**Given request**
Read the records below. Copy each line where the string "marker" occurs.

--- begin ---

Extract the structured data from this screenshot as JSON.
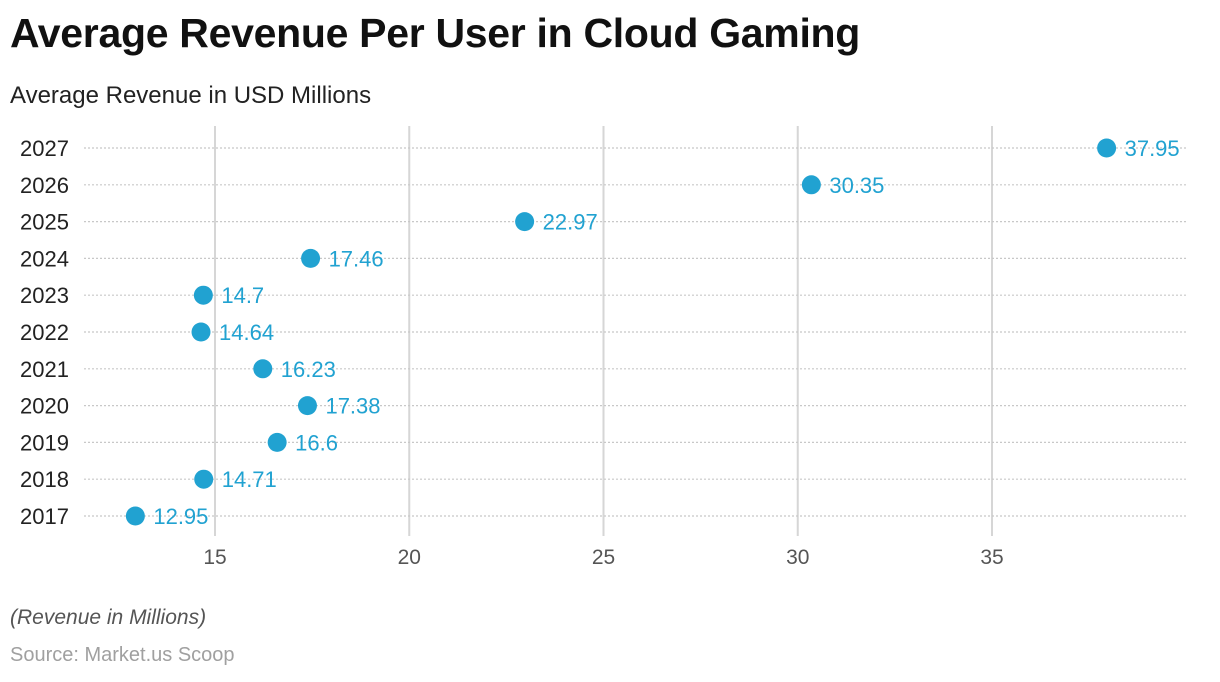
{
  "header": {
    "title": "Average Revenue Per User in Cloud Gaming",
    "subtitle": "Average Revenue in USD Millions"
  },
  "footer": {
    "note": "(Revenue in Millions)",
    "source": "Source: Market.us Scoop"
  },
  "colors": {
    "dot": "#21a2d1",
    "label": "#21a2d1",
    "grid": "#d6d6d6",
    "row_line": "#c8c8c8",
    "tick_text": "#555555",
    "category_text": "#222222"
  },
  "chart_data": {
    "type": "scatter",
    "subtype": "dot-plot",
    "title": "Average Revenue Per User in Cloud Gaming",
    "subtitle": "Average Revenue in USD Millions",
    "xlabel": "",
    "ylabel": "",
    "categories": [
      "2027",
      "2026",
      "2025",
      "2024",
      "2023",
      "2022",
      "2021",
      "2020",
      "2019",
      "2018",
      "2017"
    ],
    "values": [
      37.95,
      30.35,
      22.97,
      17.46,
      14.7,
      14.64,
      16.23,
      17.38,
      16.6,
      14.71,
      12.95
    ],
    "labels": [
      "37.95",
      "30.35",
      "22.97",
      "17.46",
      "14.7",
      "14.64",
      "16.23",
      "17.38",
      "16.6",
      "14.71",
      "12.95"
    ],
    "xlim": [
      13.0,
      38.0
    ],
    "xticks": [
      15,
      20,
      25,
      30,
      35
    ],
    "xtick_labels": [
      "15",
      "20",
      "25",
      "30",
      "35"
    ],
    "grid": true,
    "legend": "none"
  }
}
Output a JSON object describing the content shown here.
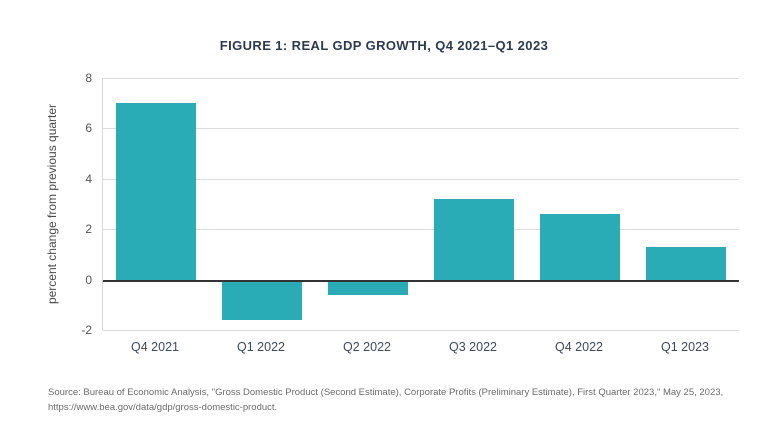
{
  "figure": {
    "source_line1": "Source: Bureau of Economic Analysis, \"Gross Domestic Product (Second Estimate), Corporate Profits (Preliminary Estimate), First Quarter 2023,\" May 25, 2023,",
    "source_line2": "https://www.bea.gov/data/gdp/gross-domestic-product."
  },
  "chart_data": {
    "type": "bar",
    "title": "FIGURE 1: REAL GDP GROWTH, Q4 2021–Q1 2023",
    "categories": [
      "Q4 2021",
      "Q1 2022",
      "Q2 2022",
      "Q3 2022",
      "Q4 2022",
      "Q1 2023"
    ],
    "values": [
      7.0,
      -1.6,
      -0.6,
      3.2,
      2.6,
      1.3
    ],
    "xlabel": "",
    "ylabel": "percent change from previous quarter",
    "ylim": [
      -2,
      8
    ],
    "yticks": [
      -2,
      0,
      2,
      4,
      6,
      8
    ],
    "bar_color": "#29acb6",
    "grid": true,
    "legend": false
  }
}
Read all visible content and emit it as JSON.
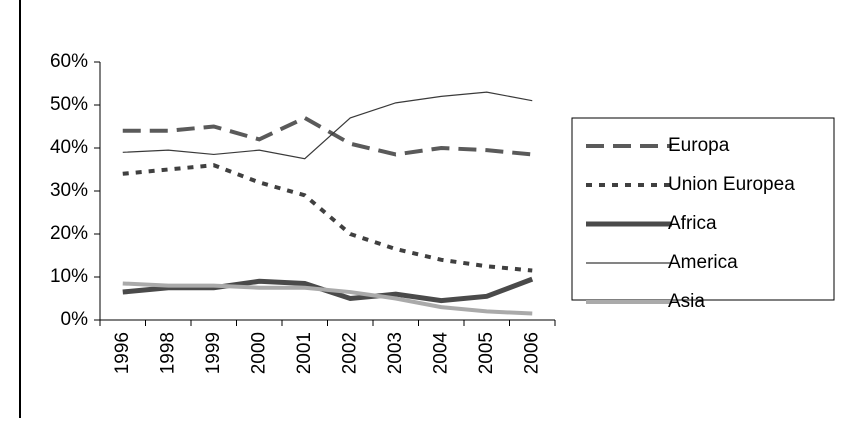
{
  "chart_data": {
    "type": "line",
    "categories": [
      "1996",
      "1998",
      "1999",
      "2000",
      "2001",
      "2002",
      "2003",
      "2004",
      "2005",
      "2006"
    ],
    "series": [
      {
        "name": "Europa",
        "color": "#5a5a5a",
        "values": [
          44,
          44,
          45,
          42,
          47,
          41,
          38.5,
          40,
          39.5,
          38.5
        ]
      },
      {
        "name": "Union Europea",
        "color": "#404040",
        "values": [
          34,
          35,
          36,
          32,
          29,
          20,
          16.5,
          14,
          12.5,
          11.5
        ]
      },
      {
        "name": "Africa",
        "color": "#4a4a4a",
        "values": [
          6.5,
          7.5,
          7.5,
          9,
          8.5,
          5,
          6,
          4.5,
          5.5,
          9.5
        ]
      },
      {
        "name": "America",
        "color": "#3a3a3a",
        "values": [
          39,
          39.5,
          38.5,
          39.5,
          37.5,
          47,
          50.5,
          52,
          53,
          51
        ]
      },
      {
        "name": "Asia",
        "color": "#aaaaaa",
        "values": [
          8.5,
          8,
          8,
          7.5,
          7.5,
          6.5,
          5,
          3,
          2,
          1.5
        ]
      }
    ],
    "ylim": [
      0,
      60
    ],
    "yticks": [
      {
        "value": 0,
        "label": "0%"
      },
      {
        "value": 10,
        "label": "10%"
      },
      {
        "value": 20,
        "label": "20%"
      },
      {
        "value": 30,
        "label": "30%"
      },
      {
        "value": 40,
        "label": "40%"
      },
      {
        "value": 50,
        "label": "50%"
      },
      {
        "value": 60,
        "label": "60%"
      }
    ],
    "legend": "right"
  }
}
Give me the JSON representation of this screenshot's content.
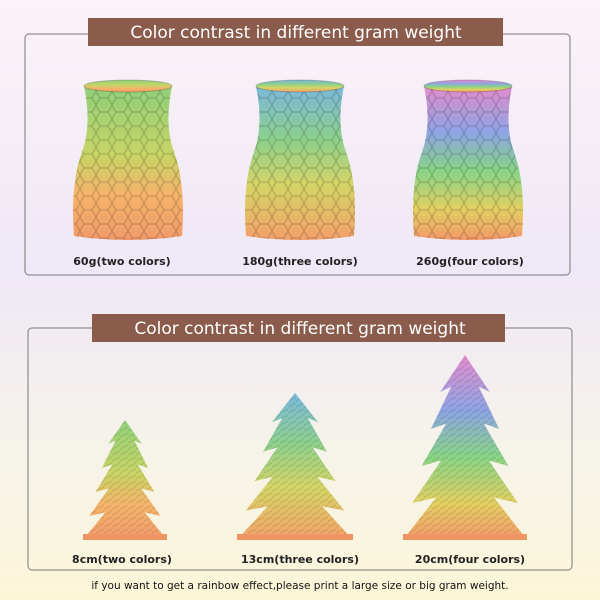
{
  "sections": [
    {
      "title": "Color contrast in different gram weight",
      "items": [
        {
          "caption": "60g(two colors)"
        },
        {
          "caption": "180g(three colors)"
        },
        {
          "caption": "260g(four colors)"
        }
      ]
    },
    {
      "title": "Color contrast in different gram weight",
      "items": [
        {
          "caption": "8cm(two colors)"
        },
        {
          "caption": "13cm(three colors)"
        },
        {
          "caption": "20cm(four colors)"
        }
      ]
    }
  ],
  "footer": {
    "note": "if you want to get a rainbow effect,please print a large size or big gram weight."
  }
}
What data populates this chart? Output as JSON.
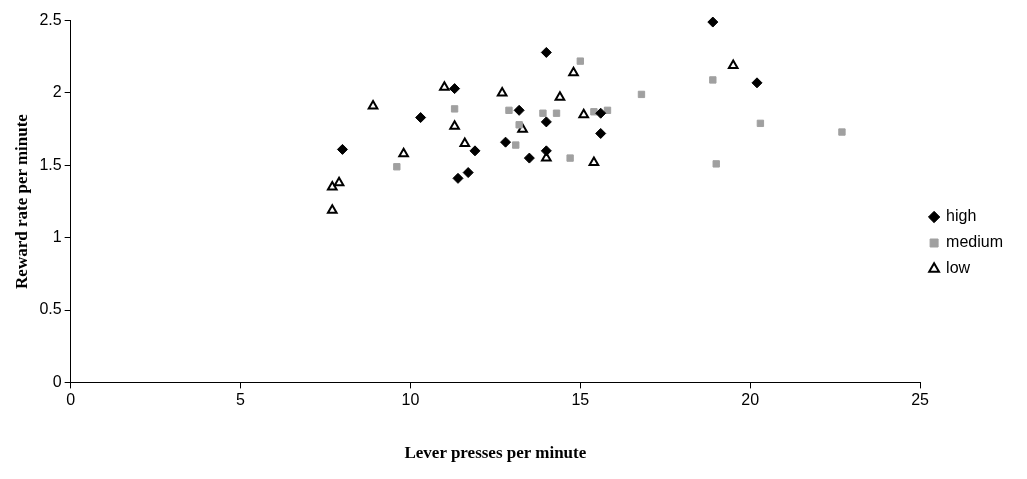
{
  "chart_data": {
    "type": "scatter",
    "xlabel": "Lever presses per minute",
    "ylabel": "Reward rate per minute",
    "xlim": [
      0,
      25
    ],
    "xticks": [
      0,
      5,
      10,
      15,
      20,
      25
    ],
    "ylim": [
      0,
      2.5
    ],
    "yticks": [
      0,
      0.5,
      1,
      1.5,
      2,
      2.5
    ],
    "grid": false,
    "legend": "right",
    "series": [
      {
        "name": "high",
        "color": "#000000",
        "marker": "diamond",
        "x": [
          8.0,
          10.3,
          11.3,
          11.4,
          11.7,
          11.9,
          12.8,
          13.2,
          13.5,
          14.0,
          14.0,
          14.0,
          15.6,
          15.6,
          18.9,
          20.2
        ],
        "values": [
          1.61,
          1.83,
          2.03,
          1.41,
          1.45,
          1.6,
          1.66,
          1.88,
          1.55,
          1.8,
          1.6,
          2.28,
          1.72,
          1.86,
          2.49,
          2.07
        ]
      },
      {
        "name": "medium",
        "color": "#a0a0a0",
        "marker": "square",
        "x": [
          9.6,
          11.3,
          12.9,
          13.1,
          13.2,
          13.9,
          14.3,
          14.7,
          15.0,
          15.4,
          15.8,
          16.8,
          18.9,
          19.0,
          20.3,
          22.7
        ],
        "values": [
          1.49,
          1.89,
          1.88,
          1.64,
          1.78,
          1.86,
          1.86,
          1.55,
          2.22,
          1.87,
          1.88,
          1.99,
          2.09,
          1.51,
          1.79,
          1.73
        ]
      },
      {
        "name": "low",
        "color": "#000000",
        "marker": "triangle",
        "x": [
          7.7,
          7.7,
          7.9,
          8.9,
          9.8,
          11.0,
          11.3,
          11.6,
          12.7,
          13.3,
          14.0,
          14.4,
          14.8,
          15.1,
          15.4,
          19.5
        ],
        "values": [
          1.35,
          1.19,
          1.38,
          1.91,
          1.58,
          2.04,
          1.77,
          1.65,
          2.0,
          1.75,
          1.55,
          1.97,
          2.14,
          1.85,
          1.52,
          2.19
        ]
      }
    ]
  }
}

--- end ---

**Right answer**
        "marker": "diamond",
        "marker": "square",
        "marker": "triangle",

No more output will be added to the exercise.